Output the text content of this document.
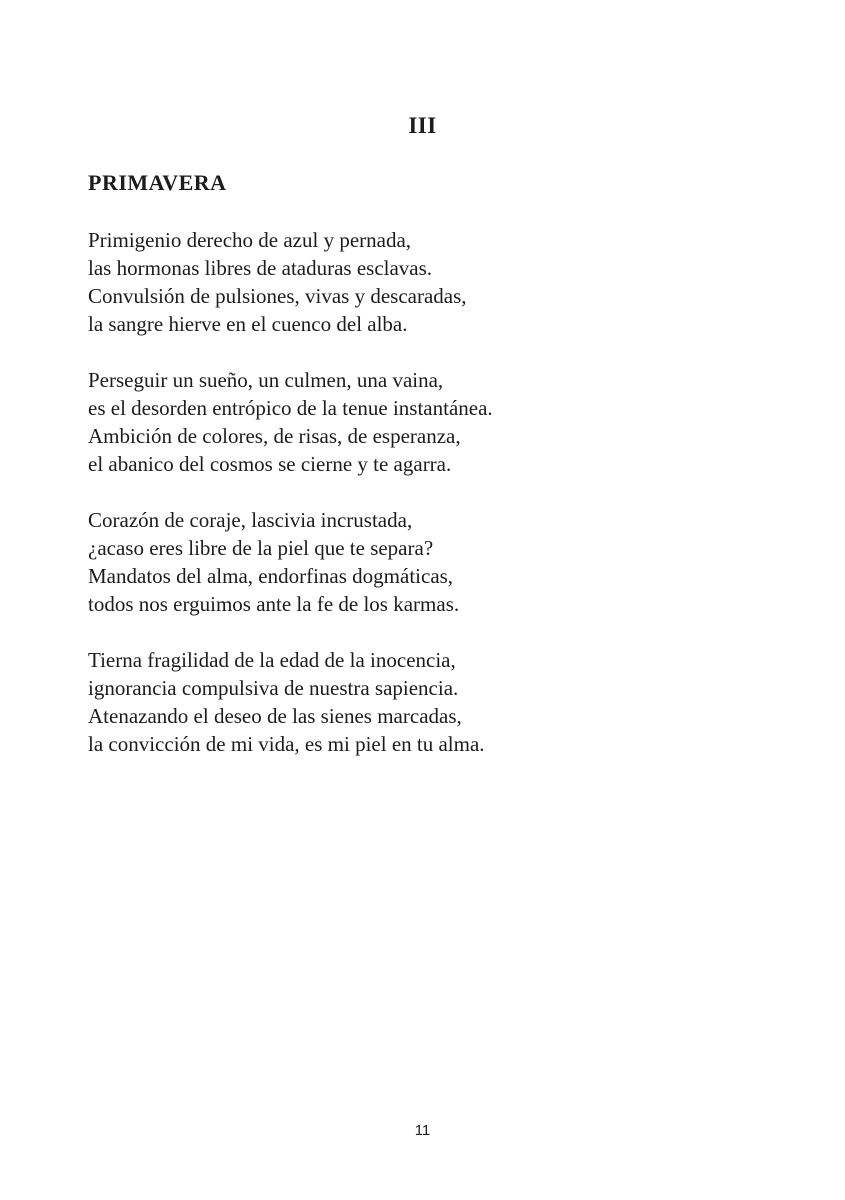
III
PRIMAVERA
Primigenio derecho de azul y pernada,
las hormonas libres de ataduras esclavas.
Convulsión de pulsiones, vivas y descaradas,
la sangre hierve en el cuenco del alba.
Perseguir un sueño, un culmen, una vaina,
es el desorden entrópico de la tenue instantánea.
Ambición de colores, de risas, de esperanza,
el abanico del cosmos se cierne y te agarra.
Corazón de coraje, lascivia incrustada,
¿acaso eres libre de la piel que te separa?
Mandatos del alma, endorfinas dogmáticas,
todos nos erguimos ante la fe de los karmas.
Tierna fragilidad de la edad de la inocencia,
ignorancia compulsiva de nuestra sapiencia.
Atenazando el deseo de las sienes marcadas,
la convicción de mi vida, es mi piel en tu alma.
11
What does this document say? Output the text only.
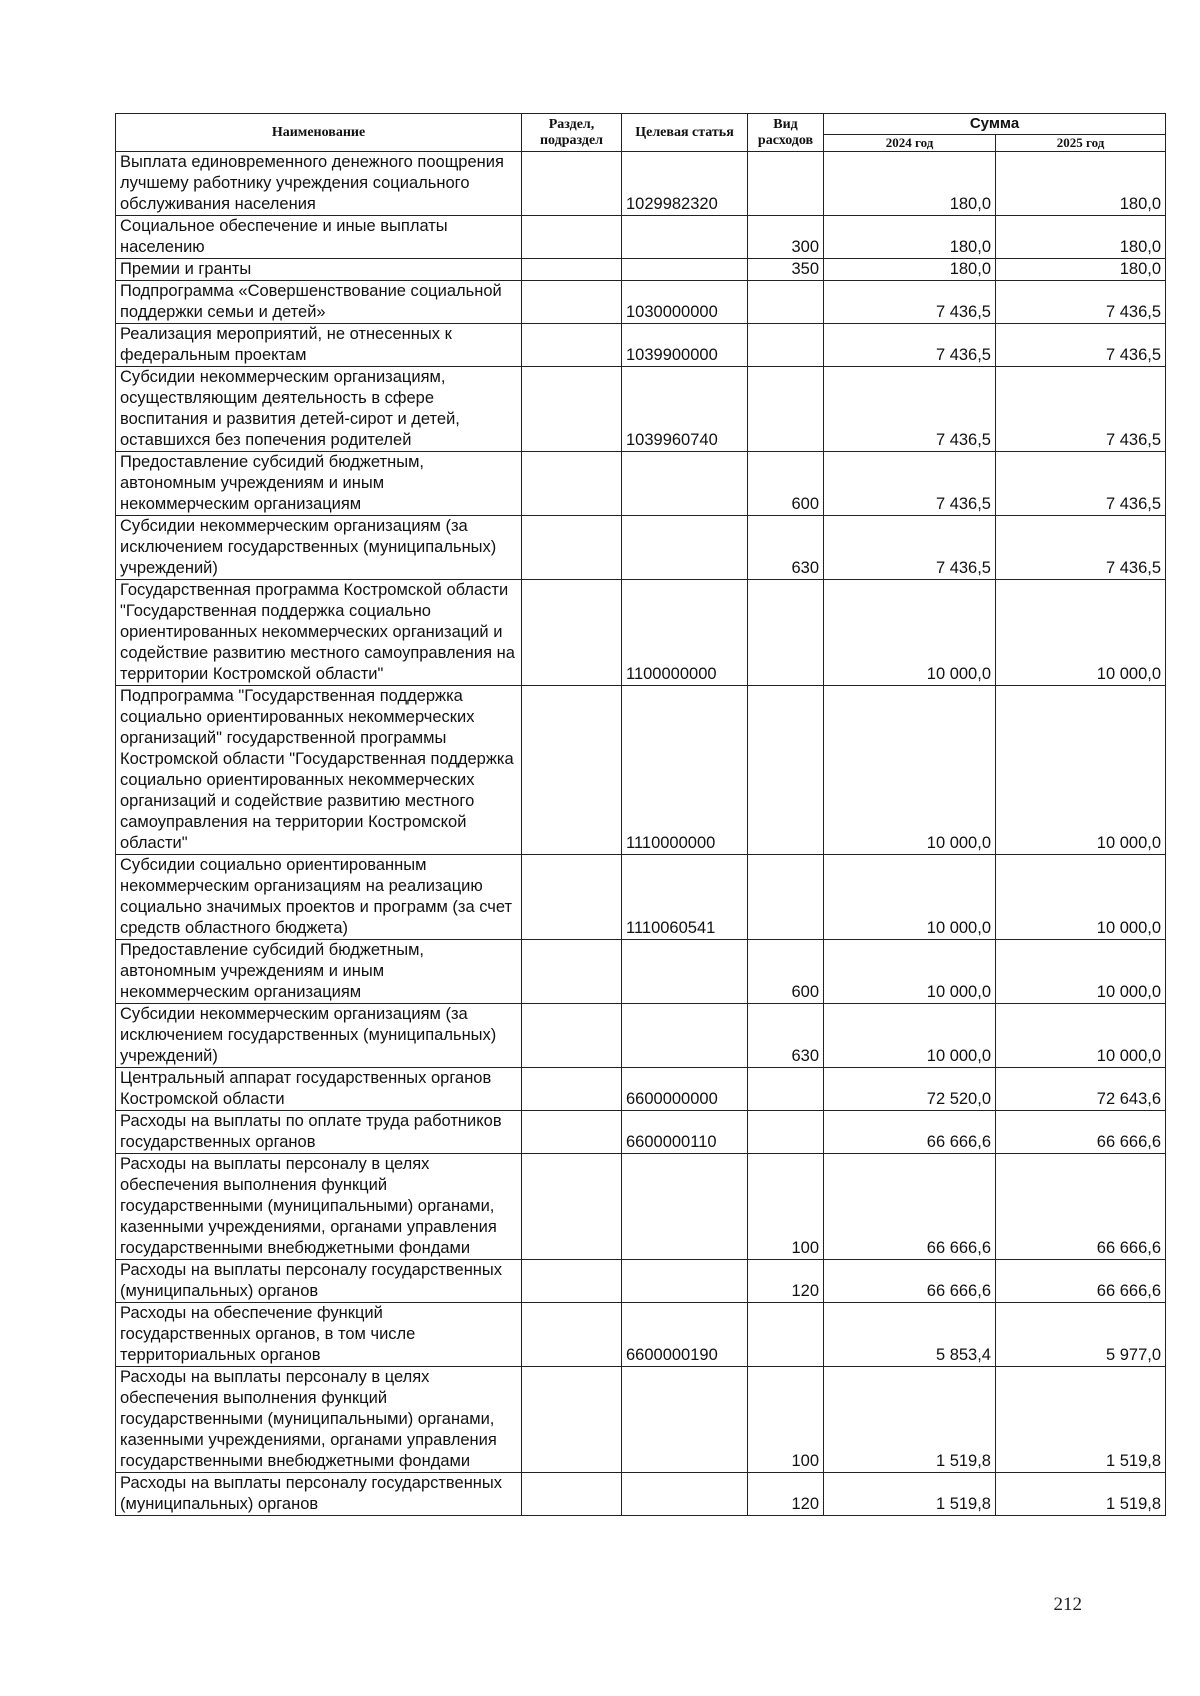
Наименование	Раздел, подраздел	Целевая статья	Вид расходов	Сумма	
				2024 год	2025 год
Выплата единовременного денежного поощрения лучшему работнику учреждения социального обслуживания населения		1029982320		180,0	180,0
Социальное обеспечение и иные выплаты населению			300	180,0	180,0
Премии и гранты			350	180,0	180,0
Подпрограмма «Совершенствование социальной поддержки семьи и детей»		1030000000		7 436,5	7 436,5
Реализация мероприятий, не отнесенных к федеральным проектам		1039900000		7 436,5	7 436,5
Субсидии некоммерческим организациям, осуществляющим деятельность в сфере воспитания и развития детей-сирот и детей, оставшихся без попечения родителей		1039960740		7 436,5	7 436,5
Предоставление субсидий бюджетным, автономным учреждениям и иным некоммерческим организациям			600	7 436,5	7 436,5
Субсидии некоммерческим организациям (за исключением государственных (муниципальных) учреждений)			630	7 436,5	7 436,5
Государственная программа Костромской области "Государственная поддержка социально ориентированных некоммерческих организаций и содействие развитию местного самоуправления на территории Костромской области"		1100000000		10 000,0	10 000,0
Подпрограмма "Государственная поддержка социально ориентированных некоммерческих организаций" государственной программы Костромской области "Государственная поддержка социально ориентированных некоммерческих организаций и содействие развитию местного самоуправления на территории Костромской области"		1110000000		10 000,0	10 000,0
Субсидии социально ориентированным некоммерческим организациям на реализацию социально значимых проектов и программ (за счет средств областного бюджета)		1110060541		10 000,0	10 000,0
Предоставление субсидий бюджетным, автономным учреждениям и иным некоммерческим организациям			600	10 000,0	10 000,0
Субсидии некоммерческим организациям (за исключением государственных (муниципальных) учреждений)			630	10 000,0	10 000,0
Центральный аппарат государственных органов Костромской области		6600000000		72 520,0	72 643,6
Расходы на выплаты по оплате труда работников государственных органов		6600000110		66 666,6	66 666,6
Расходы на выплаты персоналу в целях обеспечения выполнения функций государственными (муниципальными) органами, казенными учреждениями, органами управления государственными внебюджетными фондами			100	66 666,6	66 666,6
Расходы на выплаты персоналу государственных (муниципальных) органов			120	66 666,6	66 666,6
Расходы на обеспечение функций государственных органов, в том числе территориальных органов		6600000190		5 853,4	5 977,0
Расходы на выплаты персоналу в целях обеспечения выполнения функций государственными (муниципальными) органами, казенными учреждениями, органами управления государственными внебюджетными фондами			100	1 519,8	1 519,8
Расходы на выплаты персоналу государственных (муниципальных) органов			120	1 519,8	1 519,8
212
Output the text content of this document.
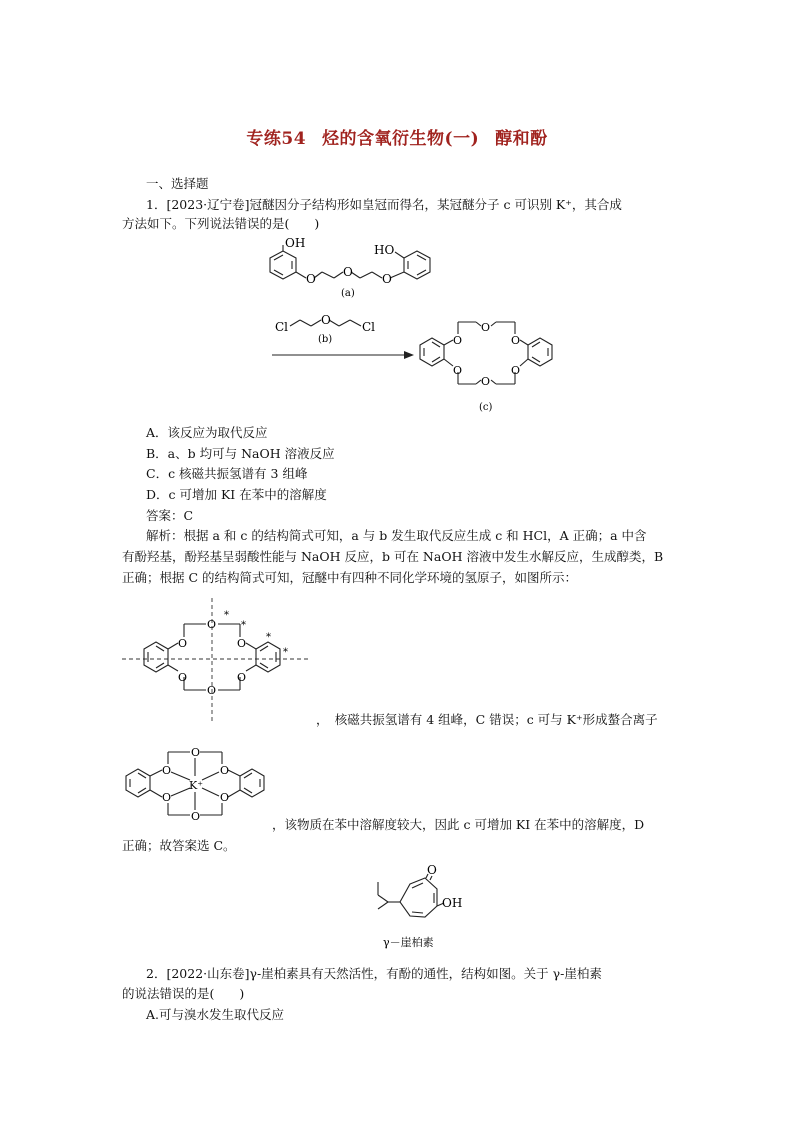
专练54 烃的含氧衍生物(一) 醇和酚
一、选择题
1．[2023·辽宁卷]冠醚因分子结构形如皇冠而得名，某冠醚分子 c 可识别 K⁺，其合成
方法如下。下列说法错误的是(　　)
OH
O O O
HO
(a)
Cl	O	Cl
(b)	O
O
O
O
O
O
(c)
A．该反应为取代反应
B．a、b 均可与 NaOH 溶液反应
C．c 核磁共振氢谱有 3 组峰
D．c 可增加 KI 在苯中的溶解度
答案：C
解析：根据 a 和 c 的结构简式可知，a 与 b 发生取代反应生成 c 和 HCl，A 正确；a 中含
有酚羟基，酚羟基呈弱酸性能与 NaOH 反应，b 可在 NaOH 溶液中发生水解反应，生成醇类，B
正确；根据 C 的结构简式可知，冠醚中有四种不同化学环境的氢原子，如图所示：
O
O
O
O
O
O
*
*
*
*
，　核磁共振氢谱有 4 组峰，C 错误；c 可与 K⁺形成螯合离子
O
O
O
O
O
O
K⁺
，该物质在苯中溶解度较大，因此 c 可增加 KI 在苯中的溶解度，D
正确；故答案选 C。
O
OH
γ－崖柏素
2．[2022·山东卷]γ-崖柏素具有天然活性，有酚的通性，结构如图。关于 γ-崖柏素
的说法错误的是(　　)
A.可与溴水发生取代反应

## Challenge
Output all of the data exactly as it stands, minus any images.

## Task response
Output the text content of this document.
III
PRIMAVERA
Primigenio derecho de azul y pernada,
las hormonas libres de ataduras esclavas.
Convulsión de pulsiones, vivas y descaradas,
la sangre hierve en el cuenco del alba.
Perseguir un sueño, un culmen, una vaina,
es el desorden entrópico de la tenue instantánea.
Ambición de colores, de risas, de esperanza,
el abanico del cosmos se cierne y te agarra.
Corazón de coraje, lascivia incrustada,
¿acaso eres libre de la piel que te separa?
Mandatos del alma, endorfinas dogmáticas,
todos nos erguimos ante la fe de los karmas.
Tierna fragilidad de la edad de la inocencia,
ignorancia compulsiva de nuestra sapiencia.
Atenazando el deseo de las sienes marcadas,
la convicción de mi vida, es mi piel en tu alma.
11
What does this document say? Output the text only.
Наименование	Раздел, подраздел	Целевая статья	Вид расходов	Сумма	
				2024 год	2025 год
Выплата единовременного денежного поощрения лучшему работнику учреждения социального обслуживания населения		1029982320		180,0	180,0
Социальное обеспечение и иные выплаты населению			300	180,0	180,0
Премии и гранты			350	180,0	180,0
Подпрограмма «Совершенствование социальной поддержки семьи и детей»		1030000000		7 436,5	7 436,5
Реализация мероприятий, не отнесенных к федеральным проектам		1039900000		7 436,5	7 436,5
Субсидии некоммерческим организациям, осуществляющим деятельность в сфере воспитания и развития детей-сирот и детей, оставшихся без попечения родителей		1039960740		7 436,5	7 436,5
Предоставление субсидий бюджетным, автономным учреждениям и иным некоммерческим организациям			600	7 436,5	7 436,5
Субсидии некоммерческим организациям (за исключением государственных (муниципальных) учреждений)			630	7 436,5	7 436,5
Государственная программа Костромской области "Государственная поддержка социально ориентированных некоммерческих организаций и содействие развитию местного самоуправления на территории Костромской области"		1100000000		10 000,0	10 000,0
Подпрограмма "Государственная поддержка социально ориентированных некоммерческих организаций" государственной программы Костромской области "Государственная поддержка социально ориентированных некоммерческих организаций и содействие развитию местного самоуправления на территории Костромской области"		1110000000		10 000,0	10 000,0
Субсидии социально ориентированным некоммерческим организациям на реализацию социально значимых проектов и программ (за счет средств областного бюджета)		1110060541		10 000,0	10 000,0
Предоставление субсидий бюджетным, автономным учреждениям и иным некоммерческим организациям			600	10 000,0	10 000,0
Субсидии некоммерческим организациям (за исключением государственных (муниципальных) учреждений)			630	10 000,0	10 000,0
Центральный аппарат государственных органов Костромской области		6600000000		72 520,0	72 643,6
Расходы на выплаты по оплате труда работников государственных органов		6600000110		66 666,6	66 666,6
Расходы на выплаты персоналу в целях обеспечения выполнения функций государственными (муниципальными) органами, казенными учреждениями, органами управления государственными внебюджетными фондами			100	66 666,6	66 666,6
Расходы на выплаты персоналу государственных (муниципальных) органов			120	66 666,6	66 666,6
Расходы на обеспечение функций государственных органов, в том числе территориальных органов		6600000190		5 853,4	5 977,0
Расходы на выплаты персоналу в целях обеспечения выполнения функций государственными (муниципальными) органами, казенными учреждениями, органами управления государственными внебюджетными фондами			100	1 519,8	1 519,8
Расходы на выплаты персоналу государственных (муниципальных) органов			120	1 519,8	1 519,8
212
Output the text content of this document.
专练54 烃的含氧衍生物(一) 醇和酚
一、选择题
1．[2023·辽宁卷]冠醚因分子结构形如皇冠而得名，某冠醚分子 c 可识别 K⁺，其合成
方法如下。下列说法错误的是(　　)
OH
O O O
HO
(a)
Cl	O	Cl
(b)	O
O
O
O
O
O
(c)
A．该反应为取代反应
B．a、b 均可与 NaOH 溶液反应
C．c 核磁共振氢谱有 3 组峰
D．c 可增加 KI 在苯中的溶解度
答案：C
解析：根据 a 和 c 的结构简式可知，a 与 b 发生取代反应生成 c 和 HCl，A 正确；a 中含
有酚羟基，酚羟基呈弱酸性能与 NaOH 反应，b 可在 NaOH 溶液中发生水解反应，生成醇类，B
正确；根据 C 的结构简式可知，冠醚中有四种不同化学环境的氢原子，如图所示：
O
O
O
O
O
O
*
*
*
*
，　核磁共振氢谱有 4 组峰，C 错误；c 可与 K⁺形成螯合离子
O
O
O
O
O
O
K⁺
，该物质在苯中溶解度较大，因此 c 可增加 KI 在苯中的溶解度，D
正确；故答案选 C。
O
OH
γ－崖柏素
2．[2022·山东卷]γ-崖柏素具有天然活性，有酚的通性，结构如图。关于 γ-崖柏素
的说法错误的是(　　)
A.可与溴水发生取代反应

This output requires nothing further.